> **Aim of the exercise**:
Take every line that has the string "subtitle" and copy it out.

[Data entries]
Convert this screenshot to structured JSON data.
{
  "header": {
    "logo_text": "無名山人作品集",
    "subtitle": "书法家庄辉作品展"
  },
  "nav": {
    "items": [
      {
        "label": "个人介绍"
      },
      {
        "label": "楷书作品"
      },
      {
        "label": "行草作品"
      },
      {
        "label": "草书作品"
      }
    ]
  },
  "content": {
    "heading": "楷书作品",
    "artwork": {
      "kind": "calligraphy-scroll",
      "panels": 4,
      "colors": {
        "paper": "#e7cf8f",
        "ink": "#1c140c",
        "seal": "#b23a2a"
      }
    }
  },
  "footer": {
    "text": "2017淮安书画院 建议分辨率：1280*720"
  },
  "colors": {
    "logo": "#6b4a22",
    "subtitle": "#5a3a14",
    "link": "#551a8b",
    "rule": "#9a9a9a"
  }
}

* * *

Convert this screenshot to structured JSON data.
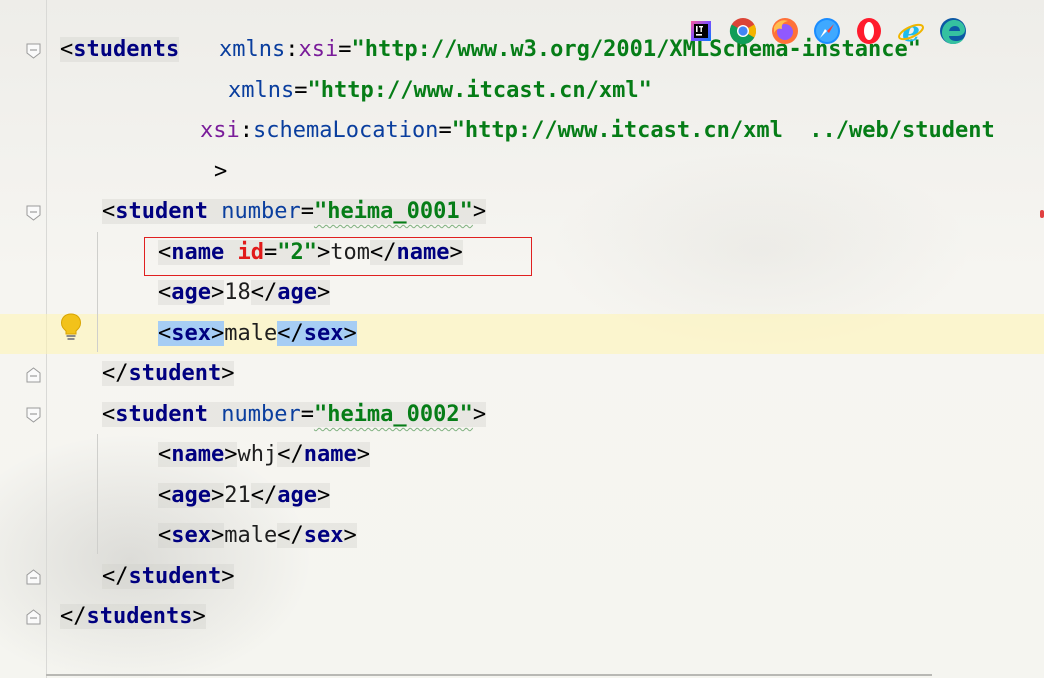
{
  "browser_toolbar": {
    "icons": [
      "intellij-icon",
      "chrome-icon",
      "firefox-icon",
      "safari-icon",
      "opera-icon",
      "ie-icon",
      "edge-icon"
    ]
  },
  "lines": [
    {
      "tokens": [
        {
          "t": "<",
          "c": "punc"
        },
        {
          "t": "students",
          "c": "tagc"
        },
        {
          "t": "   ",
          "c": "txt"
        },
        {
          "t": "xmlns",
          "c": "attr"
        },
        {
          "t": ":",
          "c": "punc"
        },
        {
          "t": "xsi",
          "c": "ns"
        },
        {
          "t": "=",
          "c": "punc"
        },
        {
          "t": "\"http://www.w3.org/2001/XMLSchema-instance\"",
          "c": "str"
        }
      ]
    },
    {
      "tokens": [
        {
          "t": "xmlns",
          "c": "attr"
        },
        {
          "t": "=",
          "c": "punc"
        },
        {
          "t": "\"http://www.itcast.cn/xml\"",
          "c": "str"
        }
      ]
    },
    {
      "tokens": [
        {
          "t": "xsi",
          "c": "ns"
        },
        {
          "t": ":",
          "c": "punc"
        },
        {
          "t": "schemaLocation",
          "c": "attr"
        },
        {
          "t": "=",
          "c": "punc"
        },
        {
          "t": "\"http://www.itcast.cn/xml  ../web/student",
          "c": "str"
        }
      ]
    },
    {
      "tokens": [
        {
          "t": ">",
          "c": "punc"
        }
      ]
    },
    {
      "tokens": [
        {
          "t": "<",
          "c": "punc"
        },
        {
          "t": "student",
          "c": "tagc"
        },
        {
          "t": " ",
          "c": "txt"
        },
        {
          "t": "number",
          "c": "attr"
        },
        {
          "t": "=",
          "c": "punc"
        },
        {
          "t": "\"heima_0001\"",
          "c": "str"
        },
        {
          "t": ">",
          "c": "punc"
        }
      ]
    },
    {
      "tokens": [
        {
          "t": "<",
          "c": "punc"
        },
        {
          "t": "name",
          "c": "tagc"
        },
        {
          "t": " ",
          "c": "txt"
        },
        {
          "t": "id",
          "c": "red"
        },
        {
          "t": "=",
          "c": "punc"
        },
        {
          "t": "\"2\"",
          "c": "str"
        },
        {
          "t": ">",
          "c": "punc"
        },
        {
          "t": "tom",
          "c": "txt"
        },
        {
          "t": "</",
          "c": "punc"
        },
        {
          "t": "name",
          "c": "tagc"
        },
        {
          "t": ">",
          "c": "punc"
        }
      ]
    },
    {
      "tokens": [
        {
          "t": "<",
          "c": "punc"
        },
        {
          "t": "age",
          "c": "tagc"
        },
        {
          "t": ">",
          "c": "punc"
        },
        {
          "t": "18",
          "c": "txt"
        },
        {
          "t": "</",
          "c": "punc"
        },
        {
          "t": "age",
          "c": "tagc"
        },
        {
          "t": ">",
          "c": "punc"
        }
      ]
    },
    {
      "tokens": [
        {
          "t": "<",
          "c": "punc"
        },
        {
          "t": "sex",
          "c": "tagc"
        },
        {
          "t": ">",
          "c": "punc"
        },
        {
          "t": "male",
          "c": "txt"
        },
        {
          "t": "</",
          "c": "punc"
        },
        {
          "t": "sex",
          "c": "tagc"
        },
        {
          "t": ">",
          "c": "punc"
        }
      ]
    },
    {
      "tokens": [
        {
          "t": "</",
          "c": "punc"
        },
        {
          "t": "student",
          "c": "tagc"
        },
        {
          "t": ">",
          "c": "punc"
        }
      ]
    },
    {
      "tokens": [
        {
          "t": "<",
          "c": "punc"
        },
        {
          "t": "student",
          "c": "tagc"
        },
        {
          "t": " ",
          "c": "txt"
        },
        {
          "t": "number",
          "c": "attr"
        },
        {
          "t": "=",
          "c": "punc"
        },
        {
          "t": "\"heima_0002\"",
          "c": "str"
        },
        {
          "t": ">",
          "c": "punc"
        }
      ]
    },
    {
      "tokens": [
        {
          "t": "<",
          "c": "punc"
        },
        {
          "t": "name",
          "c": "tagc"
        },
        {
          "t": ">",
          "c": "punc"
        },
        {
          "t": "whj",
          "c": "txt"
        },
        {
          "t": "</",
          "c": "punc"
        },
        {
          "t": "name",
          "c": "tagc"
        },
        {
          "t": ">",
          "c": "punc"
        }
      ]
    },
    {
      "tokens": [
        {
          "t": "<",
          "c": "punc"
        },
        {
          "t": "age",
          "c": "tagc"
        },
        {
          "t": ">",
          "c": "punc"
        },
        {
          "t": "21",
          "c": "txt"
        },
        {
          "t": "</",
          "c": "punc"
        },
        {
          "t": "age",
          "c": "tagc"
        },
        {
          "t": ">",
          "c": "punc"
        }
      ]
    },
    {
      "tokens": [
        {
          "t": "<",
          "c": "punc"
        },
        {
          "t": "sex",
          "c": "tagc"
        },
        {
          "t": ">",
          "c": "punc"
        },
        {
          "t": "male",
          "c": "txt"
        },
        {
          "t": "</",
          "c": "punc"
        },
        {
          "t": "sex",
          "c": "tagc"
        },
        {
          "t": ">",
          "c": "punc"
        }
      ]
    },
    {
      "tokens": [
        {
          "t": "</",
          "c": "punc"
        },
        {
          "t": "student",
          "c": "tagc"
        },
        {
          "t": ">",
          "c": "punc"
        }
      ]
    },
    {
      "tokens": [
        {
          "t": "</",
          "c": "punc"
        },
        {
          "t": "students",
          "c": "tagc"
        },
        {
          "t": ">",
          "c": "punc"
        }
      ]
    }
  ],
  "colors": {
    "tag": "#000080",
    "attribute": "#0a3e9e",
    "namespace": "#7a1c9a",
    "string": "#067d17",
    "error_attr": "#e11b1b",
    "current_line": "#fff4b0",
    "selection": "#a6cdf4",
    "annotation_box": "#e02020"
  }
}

> **Output**:
    "subtitle": "书法家庄辉作品展"
    "subtitle": "#5a3a14",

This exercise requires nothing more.